Prompt. State how many lines of the records contain the string "color". Give the number alone.
[Data supplied start]
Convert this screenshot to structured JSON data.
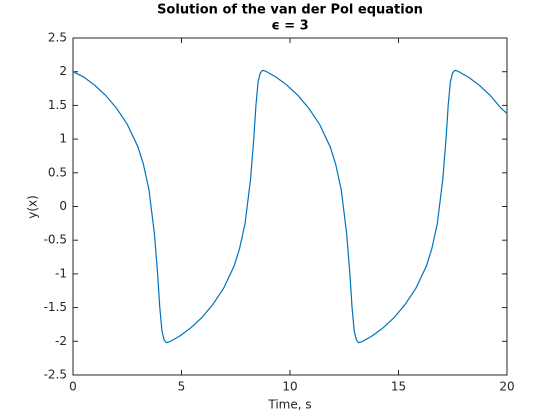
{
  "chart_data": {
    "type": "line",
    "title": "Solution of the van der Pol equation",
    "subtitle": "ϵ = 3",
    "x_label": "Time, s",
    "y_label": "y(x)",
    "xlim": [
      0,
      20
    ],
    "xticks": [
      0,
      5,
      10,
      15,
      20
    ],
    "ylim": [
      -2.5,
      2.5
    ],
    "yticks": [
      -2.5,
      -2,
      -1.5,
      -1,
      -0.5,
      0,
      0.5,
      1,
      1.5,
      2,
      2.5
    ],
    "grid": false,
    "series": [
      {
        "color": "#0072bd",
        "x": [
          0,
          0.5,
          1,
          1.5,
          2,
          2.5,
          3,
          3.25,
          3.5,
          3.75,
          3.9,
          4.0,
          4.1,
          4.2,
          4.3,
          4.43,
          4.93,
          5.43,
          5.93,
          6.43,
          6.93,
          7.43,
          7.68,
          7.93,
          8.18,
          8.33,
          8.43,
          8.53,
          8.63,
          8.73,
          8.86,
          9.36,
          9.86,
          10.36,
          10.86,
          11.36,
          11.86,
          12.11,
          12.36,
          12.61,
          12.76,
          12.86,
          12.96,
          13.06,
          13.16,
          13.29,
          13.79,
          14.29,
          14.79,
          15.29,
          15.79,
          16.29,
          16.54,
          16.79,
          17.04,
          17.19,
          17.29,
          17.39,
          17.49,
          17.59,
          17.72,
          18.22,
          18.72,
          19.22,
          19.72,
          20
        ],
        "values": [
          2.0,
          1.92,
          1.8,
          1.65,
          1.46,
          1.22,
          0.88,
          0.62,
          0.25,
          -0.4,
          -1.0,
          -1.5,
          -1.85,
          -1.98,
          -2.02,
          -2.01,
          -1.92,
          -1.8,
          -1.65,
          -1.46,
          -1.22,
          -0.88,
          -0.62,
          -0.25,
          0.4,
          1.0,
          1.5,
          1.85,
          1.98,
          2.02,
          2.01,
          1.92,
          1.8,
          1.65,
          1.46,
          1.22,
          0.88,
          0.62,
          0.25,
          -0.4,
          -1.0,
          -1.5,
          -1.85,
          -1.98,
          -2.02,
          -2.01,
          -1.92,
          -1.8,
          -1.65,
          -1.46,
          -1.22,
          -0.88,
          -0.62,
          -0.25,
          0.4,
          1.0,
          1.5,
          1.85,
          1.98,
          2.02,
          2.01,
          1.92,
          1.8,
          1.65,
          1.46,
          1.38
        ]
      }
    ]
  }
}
[Data supplied end]
[Data supplied start]
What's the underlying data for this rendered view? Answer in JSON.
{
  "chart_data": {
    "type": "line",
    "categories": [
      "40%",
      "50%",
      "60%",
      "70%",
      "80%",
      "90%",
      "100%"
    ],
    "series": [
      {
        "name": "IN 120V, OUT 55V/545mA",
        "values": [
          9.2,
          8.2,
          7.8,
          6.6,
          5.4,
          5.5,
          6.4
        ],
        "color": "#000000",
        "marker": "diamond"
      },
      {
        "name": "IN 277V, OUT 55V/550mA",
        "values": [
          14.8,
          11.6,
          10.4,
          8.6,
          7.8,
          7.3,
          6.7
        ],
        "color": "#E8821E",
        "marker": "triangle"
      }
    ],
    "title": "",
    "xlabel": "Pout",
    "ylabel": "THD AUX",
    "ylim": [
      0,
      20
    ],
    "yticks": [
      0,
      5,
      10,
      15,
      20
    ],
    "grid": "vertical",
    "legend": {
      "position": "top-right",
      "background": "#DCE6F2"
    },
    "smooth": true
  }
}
[Data supplied end]
Answer for this exercise. 3